Task: Every line from the one containing "Transcribe this image's" through the end of the listing below goes in the output, exactly and without pictures.

--

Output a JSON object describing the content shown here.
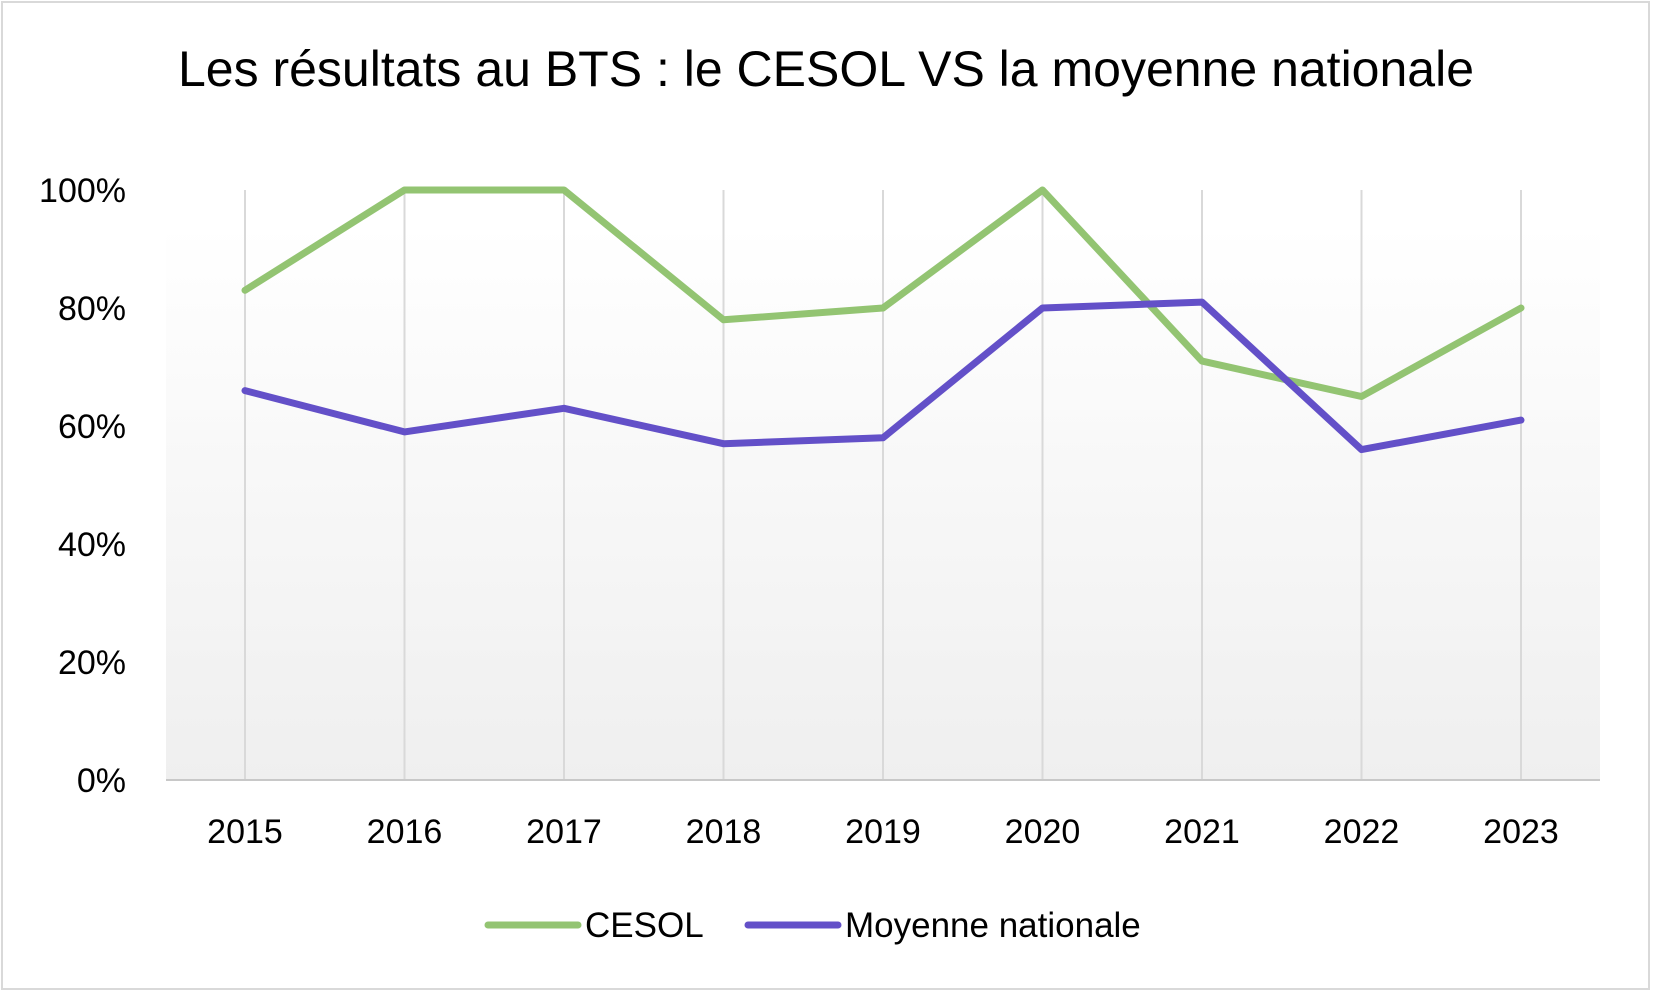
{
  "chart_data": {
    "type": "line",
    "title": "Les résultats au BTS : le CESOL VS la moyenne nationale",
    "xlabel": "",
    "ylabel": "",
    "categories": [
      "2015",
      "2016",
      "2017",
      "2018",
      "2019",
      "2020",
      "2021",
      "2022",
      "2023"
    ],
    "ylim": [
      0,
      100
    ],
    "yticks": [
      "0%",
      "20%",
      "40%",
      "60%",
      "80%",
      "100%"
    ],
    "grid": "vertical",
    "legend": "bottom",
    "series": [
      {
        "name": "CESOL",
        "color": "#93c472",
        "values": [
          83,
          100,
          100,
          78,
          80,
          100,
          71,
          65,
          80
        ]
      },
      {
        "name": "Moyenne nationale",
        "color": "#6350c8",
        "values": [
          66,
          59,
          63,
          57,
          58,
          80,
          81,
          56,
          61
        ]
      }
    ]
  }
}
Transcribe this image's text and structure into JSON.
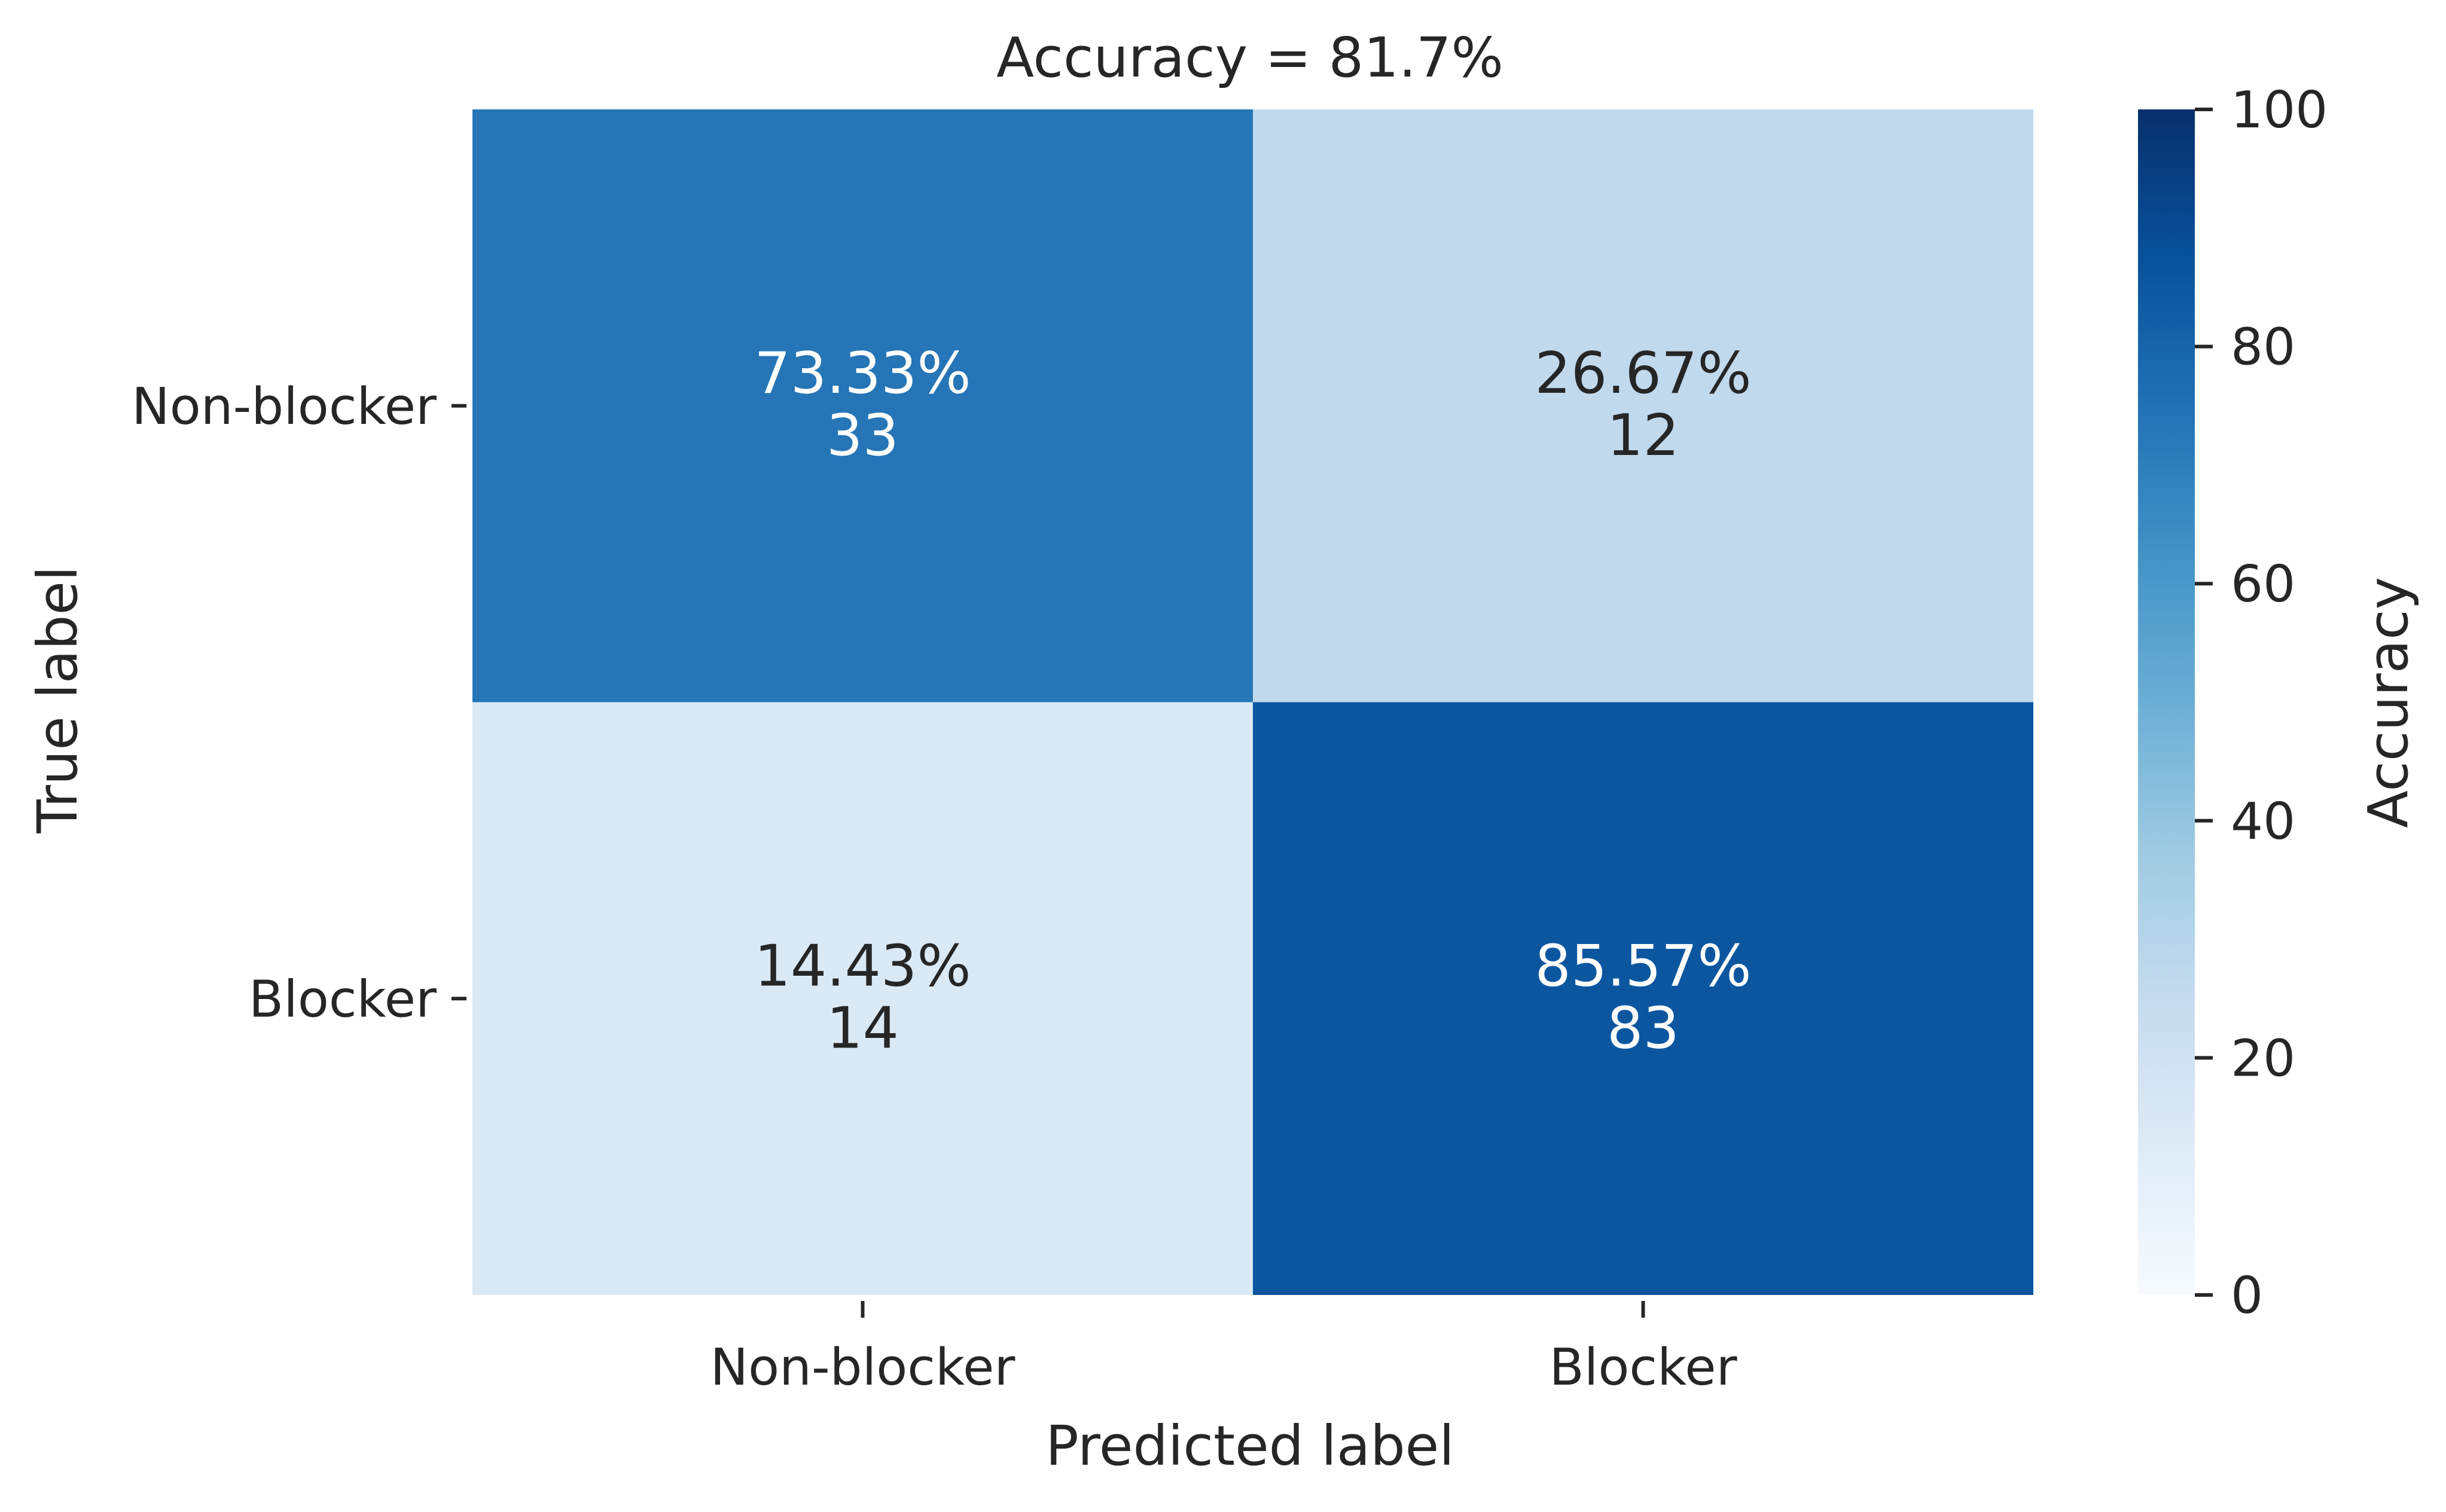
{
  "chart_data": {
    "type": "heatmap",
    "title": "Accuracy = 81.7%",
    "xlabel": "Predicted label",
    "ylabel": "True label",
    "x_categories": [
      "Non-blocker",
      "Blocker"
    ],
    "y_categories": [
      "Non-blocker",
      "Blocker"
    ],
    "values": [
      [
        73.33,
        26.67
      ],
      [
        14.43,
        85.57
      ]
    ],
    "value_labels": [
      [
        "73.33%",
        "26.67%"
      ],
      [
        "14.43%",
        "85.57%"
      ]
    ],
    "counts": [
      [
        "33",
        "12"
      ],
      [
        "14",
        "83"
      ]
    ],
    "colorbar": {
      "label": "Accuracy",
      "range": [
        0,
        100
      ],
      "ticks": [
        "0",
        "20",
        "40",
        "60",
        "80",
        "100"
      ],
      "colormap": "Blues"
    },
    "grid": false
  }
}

--

Response:
Transcribe this image's text and structure into JSON.
{
  "chart_data": {
    "type": "heatmap",
    "title": "Accuracy = 81.7%",
    "xlabel": "Predicted label",
    "ylabel": "True label",
    "x_categories": [
      "Non-blocker",
      "Blocker"
    ],
    "y_categories": [
      "Non-blocker",
      "Blocker"
    ],
    "values": [
      [
        73.33,
        26.67
      ],
      [
        14.43,
        85.57
      ]
    ],
    "value_labels": [
      [
        "73.33%",
        "26.67%"
      ],
      [
        "14.43%",
        "85.57%"
      ]
    ],
    "counts": [
      [
        "33",
        "12"
      ],
      [
        "14",
        "83"
      ]
    ],
    "colorbar": {
      "label": "Accuracy",
      "range": [
        0,
        100
      ],
      "ticks": [
        "0",
        "20",
        "40",
        "60",
        "80",
        "100"
      ],
      "colormap": "Blues"
    },
    "grid": false
  }
}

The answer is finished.